_Short exercise_
Within this material, how many lines have the string "сиденья" in them? The answer is a number, with nothing added.

_Items_

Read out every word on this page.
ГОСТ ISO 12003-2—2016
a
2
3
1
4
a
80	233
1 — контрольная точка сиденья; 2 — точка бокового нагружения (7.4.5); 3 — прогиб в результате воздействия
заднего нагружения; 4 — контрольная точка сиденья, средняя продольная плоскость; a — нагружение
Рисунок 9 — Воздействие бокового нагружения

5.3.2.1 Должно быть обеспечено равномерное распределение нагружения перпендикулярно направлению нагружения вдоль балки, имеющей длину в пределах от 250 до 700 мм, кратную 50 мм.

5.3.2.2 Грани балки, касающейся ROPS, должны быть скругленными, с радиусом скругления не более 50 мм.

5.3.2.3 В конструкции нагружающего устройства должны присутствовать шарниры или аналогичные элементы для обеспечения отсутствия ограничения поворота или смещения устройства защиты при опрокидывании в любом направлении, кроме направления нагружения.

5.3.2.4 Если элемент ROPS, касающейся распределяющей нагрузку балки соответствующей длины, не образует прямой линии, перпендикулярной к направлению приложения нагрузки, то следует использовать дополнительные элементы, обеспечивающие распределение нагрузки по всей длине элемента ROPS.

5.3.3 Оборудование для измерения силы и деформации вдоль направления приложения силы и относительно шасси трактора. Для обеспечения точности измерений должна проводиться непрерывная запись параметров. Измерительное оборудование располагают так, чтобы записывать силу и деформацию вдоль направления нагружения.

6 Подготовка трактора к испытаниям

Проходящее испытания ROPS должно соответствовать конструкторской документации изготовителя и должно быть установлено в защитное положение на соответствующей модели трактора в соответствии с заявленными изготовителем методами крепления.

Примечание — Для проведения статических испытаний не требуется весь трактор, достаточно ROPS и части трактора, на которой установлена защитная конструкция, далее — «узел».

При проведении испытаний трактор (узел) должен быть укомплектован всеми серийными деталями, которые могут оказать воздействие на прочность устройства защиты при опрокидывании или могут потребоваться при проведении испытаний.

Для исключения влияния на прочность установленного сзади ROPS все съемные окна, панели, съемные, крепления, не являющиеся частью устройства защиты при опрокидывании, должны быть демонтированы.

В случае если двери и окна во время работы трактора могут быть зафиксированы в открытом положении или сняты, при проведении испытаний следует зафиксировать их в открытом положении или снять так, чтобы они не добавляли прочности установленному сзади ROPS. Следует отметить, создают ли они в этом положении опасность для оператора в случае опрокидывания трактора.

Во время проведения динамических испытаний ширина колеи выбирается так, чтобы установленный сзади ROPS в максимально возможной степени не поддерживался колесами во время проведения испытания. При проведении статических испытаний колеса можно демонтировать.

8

_Solution_
2